***** RECORDS FOR THIS TASK

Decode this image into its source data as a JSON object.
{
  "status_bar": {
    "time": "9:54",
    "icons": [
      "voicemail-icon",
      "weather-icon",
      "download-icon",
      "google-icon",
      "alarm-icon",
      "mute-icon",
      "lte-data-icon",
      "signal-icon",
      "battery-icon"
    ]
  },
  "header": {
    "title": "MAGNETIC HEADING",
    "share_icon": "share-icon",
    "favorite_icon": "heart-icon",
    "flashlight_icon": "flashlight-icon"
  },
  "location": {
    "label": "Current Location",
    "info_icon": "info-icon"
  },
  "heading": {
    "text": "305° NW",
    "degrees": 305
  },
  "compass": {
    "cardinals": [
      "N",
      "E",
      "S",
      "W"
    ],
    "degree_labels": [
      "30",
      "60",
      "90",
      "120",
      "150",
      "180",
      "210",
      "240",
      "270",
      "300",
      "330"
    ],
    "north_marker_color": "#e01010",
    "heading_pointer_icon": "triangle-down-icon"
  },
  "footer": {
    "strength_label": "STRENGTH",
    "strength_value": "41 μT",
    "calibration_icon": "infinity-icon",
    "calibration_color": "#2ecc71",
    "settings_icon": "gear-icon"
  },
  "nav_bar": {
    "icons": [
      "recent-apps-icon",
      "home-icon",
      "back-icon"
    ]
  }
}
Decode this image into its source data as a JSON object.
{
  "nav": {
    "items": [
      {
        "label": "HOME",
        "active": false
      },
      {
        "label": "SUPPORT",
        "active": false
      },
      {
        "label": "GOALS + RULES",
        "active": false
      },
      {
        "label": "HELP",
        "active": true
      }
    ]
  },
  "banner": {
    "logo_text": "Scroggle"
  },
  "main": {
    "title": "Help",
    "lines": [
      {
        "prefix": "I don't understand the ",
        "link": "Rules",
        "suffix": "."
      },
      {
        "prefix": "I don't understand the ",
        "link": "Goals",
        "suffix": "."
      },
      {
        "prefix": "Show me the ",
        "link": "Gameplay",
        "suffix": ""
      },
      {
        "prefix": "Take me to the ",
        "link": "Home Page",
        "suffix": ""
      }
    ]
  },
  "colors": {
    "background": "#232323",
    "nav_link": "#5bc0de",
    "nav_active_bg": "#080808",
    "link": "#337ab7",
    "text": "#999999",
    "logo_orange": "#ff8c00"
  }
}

**********

§ STATED PROBLEM:
Every entry must be output again, exactly as written above.

§ COMPLETE ANSWER:
Decode this image into its source data as a JSON object.
{
  "status_bar": {
    "time": "9:54",
    "icons": [
      "voicemail-icon",
      "weather-icon",
      "download-icon",
      "google-icon",
      "alarm-icon",
      "mute-icon",
      "lte-data-icon",
      "signal-icon",
      "battery-icon"
    ]
  },
  "header": {
    "title": "MAGNETIC HEADING",
    "share_icon": "share-icon",
    "favorite_icon": "heart-icon",
    "flashlight_icon": "flashlight-icon"
  },
  "location": {
    "label": "Current Location",
    "info_icon": "info-icon"
  },
  "heading": {
    "text": "305° NW",
    "degrees": 305
  },
  "compass": {
    "cardinals": [
      "N",
      "E",
      "S",
      "W"
    ],
    "degree_labels": [
      "30",
      "60",
      "90",
      "120",
      "150",
      "180",
      "210",
      "240",
      "270",
      "300",
      "330"
    ],
    "north_marker_color": "#e01010",
    "heading_pointer_icon": "triangle-down-icon"
  },
  "footer": {
    "strength_label": "STRENGTH",
    "strength_value": "41 μT",
    "calibration_icon": "infinity-icon",
    "calibration_color": "#2ecc71",
    "settings_icon": "gear-icon"
  },
  "nav_bar": {
    "icons": [
      "recent-apps-icon",
      "home-icon",
      "back-icon"
    ]
  }
}
Decode this image into its source data as a JSON object.
{
  "nav": {
    "items": [
      {
        "label": "HOME",
        "active": false
      },
      {
        "label": "SUPPORT",
        "active": false
      },
      {
        "label": "GOALS + RULES",
        "active": false
      },
      {
        "label": "HELP",
        "active": true
      }
    ]
  },
  "banner": {
    "logo_text": "Scroggle"
  },
  "main": {
    "title": "Help",
    "lines": [
      {
        "prefix": "I don't understand the ",
        "link": "Rules",
        "suffix": "."
      },
      {
        "prefix": "I don't understand the ",
        "link": "Goals",
        "suffix": "."
      },
      {
        "prefix": "Show me the ",
        "link": "Gameplay",
        "suffix": ""
      },
      {
        "prefix": "Take me to the ",
        "link": "Home Page",
        "suffix": ""
      }
    ]
  },
  "colors": {
    "background": "#232323",
    "nav_link": "#5bc0de",
    "nav_active_bg": "#080808",
    "link": "#337ab7",
    "text": "#999999",
    "logo_orange": "#ff8c00"
  }
}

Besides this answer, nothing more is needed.